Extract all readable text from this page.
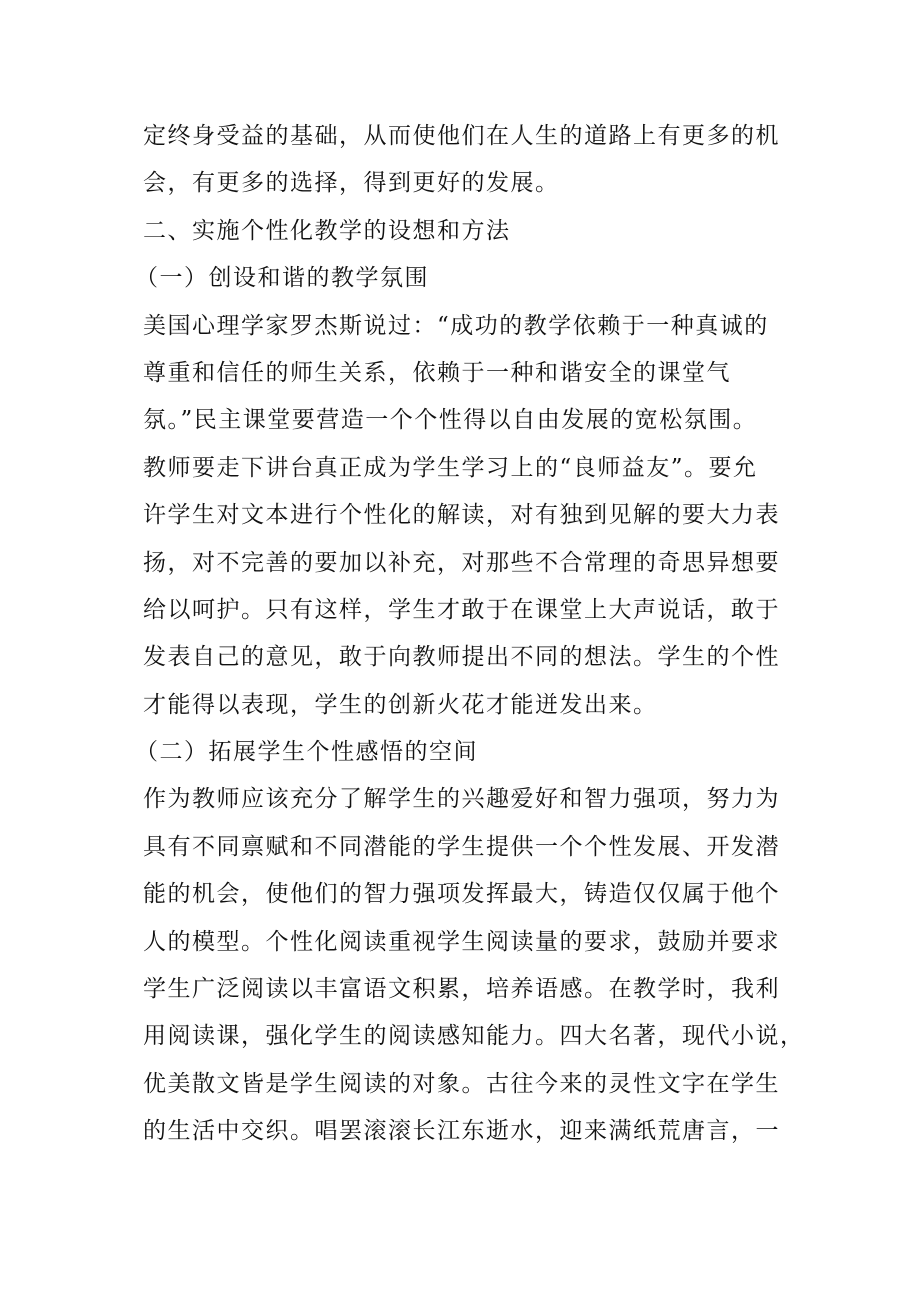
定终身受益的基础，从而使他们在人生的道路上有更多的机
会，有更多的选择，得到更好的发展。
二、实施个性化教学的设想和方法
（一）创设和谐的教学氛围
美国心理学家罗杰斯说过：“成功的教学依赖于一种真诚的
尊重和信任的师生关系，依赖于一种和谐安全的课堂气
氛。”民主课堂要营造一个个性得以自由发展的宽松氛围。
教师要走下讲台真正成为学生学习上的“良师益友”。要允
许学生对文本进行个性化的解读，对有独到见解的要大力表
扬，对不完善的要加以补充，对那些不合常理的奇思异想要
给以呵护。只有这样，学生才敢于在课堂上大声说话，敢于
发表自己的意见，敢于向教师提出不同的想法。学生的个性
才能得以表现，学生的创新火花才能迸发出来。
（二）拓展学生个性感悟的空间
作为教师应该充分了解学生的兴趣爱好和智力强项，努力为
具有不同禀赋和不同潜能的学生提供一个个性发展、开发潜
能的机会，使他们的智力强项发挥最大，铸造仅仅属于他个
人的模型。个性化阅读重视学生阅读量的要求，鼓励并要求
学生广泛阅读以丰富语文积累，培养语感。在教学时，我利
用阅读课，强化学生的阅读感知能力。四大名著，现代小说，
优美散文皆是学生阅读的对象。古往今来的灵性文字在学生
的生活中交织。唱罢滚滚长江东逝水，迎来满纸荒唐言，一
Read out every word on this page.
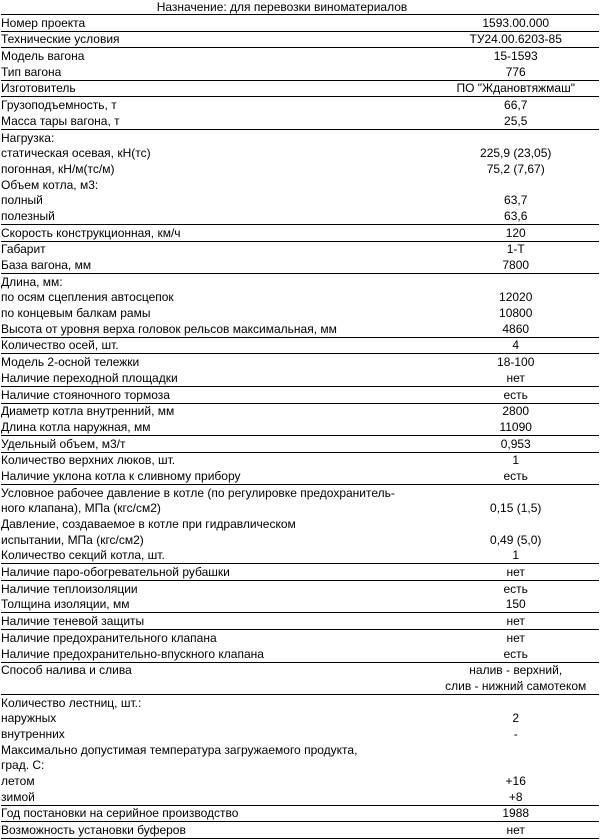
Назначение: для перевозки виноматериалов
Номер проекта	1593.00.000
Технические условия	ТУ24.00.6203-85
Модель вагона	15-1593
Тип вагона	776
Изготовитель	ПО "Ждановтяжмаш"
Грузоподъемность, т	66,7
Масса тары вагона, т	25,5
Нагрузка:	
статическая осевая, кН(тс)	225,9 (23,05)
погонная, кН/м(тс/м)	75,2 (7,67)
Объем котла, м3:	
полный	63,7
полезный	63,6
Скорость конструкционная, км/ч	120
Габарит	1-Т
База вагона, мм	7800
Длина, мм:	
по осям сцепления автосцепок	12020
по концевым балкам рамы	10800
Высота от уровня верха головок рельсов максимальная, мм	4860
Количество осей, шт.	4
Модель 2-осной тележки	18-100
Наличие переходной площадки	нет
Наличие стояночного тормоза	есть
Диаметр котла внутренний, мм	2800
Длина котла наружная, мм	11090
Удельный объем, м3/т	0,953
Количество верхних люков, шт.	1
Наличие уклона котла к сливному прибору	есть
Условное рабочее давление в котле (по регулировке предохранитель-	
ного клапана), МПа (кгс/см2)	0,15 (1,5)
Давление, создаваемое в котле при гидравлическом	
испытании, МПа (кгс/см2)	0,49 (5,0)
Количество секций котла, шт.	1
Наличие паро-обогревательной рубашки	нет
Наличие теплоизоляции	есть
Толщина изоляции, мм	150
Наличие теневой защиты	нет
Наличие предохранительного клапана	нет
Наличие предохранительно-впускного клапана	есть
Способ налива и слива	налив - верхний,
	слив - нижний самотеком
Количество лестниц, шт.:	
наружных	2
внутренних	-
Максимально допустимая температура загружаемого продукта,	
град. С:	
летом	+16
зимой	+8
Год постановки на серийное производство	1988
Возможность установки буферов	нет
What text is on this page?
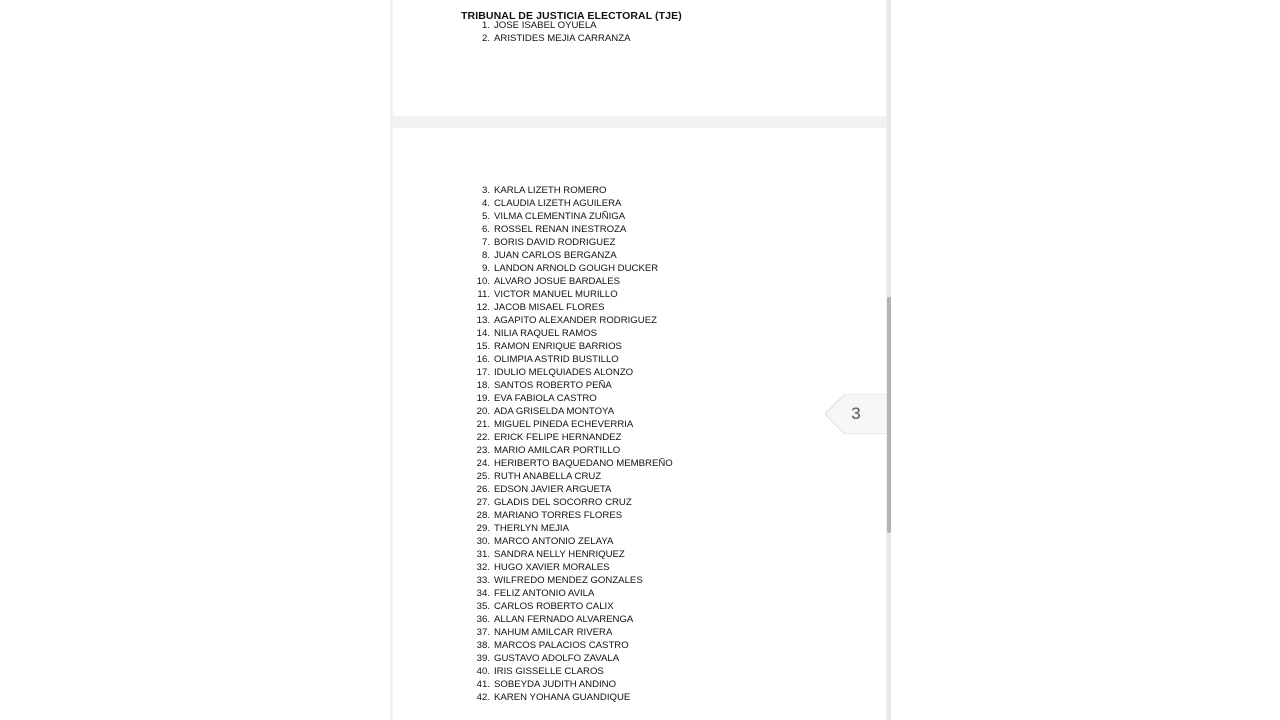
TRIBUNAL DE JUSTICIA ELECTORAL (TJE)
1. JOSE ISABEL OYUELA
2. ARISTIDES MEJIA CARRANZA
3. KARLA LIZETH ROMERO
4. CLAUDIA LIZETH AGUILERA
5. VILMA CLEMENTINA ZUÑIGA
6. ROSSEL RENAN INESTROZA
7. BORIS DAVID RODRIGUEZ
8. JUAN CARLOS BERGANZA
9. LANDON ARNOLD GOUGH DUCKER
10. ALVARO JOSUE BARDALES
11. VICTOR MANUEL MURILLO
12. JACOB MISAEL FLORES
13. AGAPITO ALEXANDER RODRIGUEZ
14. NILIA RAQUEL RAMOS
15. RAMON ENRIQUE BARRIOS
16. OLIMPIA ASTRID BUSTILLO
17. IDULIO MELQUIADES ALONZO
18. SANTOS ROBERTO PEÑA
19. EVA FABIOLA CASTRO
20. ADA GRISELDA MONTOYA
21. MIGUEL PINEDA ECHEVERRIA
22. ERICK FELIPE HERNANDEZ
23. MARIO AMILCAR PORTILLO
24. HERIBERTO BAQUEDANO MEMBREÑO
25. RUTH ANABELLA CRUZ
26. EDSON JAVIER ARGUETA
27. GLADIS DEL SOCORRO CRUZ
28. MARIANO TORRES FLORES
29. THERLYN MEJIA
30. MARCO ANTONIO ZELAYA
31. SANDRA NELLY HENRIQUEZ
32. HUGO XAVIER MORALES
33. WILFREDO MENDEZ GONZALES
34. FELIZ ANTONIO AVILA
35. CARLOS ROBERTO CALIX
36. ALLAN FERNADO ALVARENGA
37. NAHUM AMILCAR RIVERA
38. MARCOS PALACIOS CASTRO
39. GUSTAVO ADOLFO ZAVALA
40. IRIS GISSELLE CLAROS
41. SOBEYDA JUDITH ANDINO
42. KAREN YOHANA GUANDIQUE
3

※

The records above must be echoed exactly, minus their pictures.

Extract all readable text from this page.
定终身受益的基础，从而使他们在人生的道路上有更多的机
会，有更多的选择，得到更好的发展。
二、实施个性化教学的设想和方法
（一）创设和谐的教学氛围
美国心理学家罗杰斯说过：“成功的教学依赖于一种真诚的
尊重和信任的师生关系，依赖于一种和谐安全的课堂气
氛。”民主课堂要营造一个个性得以自由发展的宽松氛围。
教师要走下讲台真正成为学生学习上的“良师益友”。要允
许学生对文本进行个性化的解读，对有独到见解的要大力表
扬，对不完善的要加以补充，对那些不合常理的奇思异想要
给以呵护。只有这样，学生才敢于在课堂上大声说话，敢于
发表自己的意见，敢于向教师提出不同的想法。学生的个性
才能得以表现，学生的创新火花才能迸发出来。
（二）拓展学生个性感悟的空间
作为教师应该充分了解学生的兴趣爱好和智力强项，努力为
具有不同禀赋和不同潜能的学生提供一个个性发展、开发潜
能的机会，使他们的智力强项发挥最大，铸造仅仅属于他个
人的模型。个性化阅读重视学生阅读量的要求，鼓励并要求
学生广泛阅读以丰富语文积累，培养语感。在教学时，我利
用阅读课，强化学生的阅读感知能力。四大名著，现代小说，
优美散文皆是学生阅读的对象。古往今来的灵性文字在学生
的生活中交织。唱罢滚滚长江东逝水，迎来满纸荒唐言，一
Read out every word on this page.
Назначение: для перевозки виноматериалов
Номер проекта	1593.00.000
Технические условия	ТУ24.00.6203-85
Модель вагона	15-1593
Тип вагона	776
Изготовитель	ПО "Ждановтяжмаш"
Грузоподъемность, т	66,7
Масса тары вагона, т	25,5
Нагрузка:	
статическая осевая, кН(тс)	225,9 (23,05)
погонная, кН/м(тс/м)	75,2 (7,67)
Объем котла, м3:	
полный	63,7
полезный	63,6
Скорость конструкционная, км/ч	120
Габарит	1-Т
База вагона, мм	7800
Длина, мм:	
по осям сцепления автосцепок	12020
по концевым балкам рамы	10800
Высота от уровня верха головок рельсов максимальная, мм	4860
Количество осей, шт.	4
Модель 2-осной тележки	18-100
Наличие переходной площадки	нет
Наличие стояночного тормоза	есть
Диаметр котла внутренний, мм	2800
Длина котла наружная, мм	11090
Удельный объем, м3/т	0,953
Количество верхних люков, шт.	1
Наличие уклона котла к сливному прибору	есть
Условное рабочее давление в котле (по регулировке предохранитель-	
ного клапана), МПа (кгс/см2)	0,15 (1,5)
Давление, создаваемое в котле при гидравлическом	
испытании, МПа (кгс/см2)	0,49 (5,0)
Количество секций котла, шт.	1
Наличие паро-обогревательной рубашки	нет
Наличие теплоизоляции	есть
Толщина изоляции, мм	150
Наличие теневой защиты	нет
Наличие предохранительного клапана	нет
Наличие предохранительно-впускного клапана	есть
Способ налива и слива	налив - верхний,
	слив - нижний самотеком
Количество лестниц, шт.:	
наружных	2
внутренних	-
Максимально допустимая температура загружаемого продукта,	
град. С:	
летом	+16
зимой	+8
Год постановки на серийное производство	1988
Возможность установки буферов	нет
What text is on this page?
TRIBUNAL DE JUSTICIA ELECTORAL (TJE)
1. JOSE ISABEL OYUELA
2. ARISTIDES MEJIA CARRANZA
3. KARLA LIZETH ROMERO
4. CLAUDIA LIZETH AGUILERA
5. VILMA CLEMENTINA ZUÑIGA
6. ROSSEL RENAN INESTROZA
7. BORIS DAVID RODRIGUEZ
8. JUAN CARLOS BERGANZA
9. LANDON ARNOLD GOUGH DUCKER
10. ALVARO JOSUE BARDALES
11. VICTOR MANUEL MURILLO
12. JACOB MISAEL FLORES
13. AGAPITO ALEXANDER RODRIGUEZ
14. NILIA RAQUEL RAMOS
15. RAMON ENRIQUE BARRIOS
16. OLIMPIA ASTRID BUSTILLO
17. IDULIO MELQUIADES ALONZO
18. SANTOS ROBERTO PEÑA
19. EVA FABIOLA CASTRO
20. ADA GRISELDA MONTOYA
21. MIGUEL PINEDA ECHEVERRIA
22. ERICK FELIPE HERNANDEZ
23. MARIO AMILCAR PORTILLO
24. HERIBERTO BAQUEDANO MEMBREÑO
25. RUTH ANABELLA CRUZ
26. EDSON JAVIER ARGUETA
27. GLADIS DEL SOCORRO CRUZ
28. MARIANO TORRES FLORES
29. THERLYN MEJIA
30. MARCO ANTONIO ZELAYA
31. SANDRA NELLY HENRIQUEZ
32. HUGO XAVIER MORALES
33. WILFREDO MENDEZ GONZALES
34. FELIZ ANTONIO AVILA
35. CARLOS ROBERTO CALIX
36. ALLAN FERNADO ALVARENGA
37. NAHUM AMILCAR RIVERA
38. MARCOS PALACIOS CASTRO
39. GUSTAVO ADOLFO ZAVALA
40. IRIS GISSELLE CLAROS
41. SOBEYDA JUDITH ANDINO
42. KAREN YOHANA GUANDIQUE
3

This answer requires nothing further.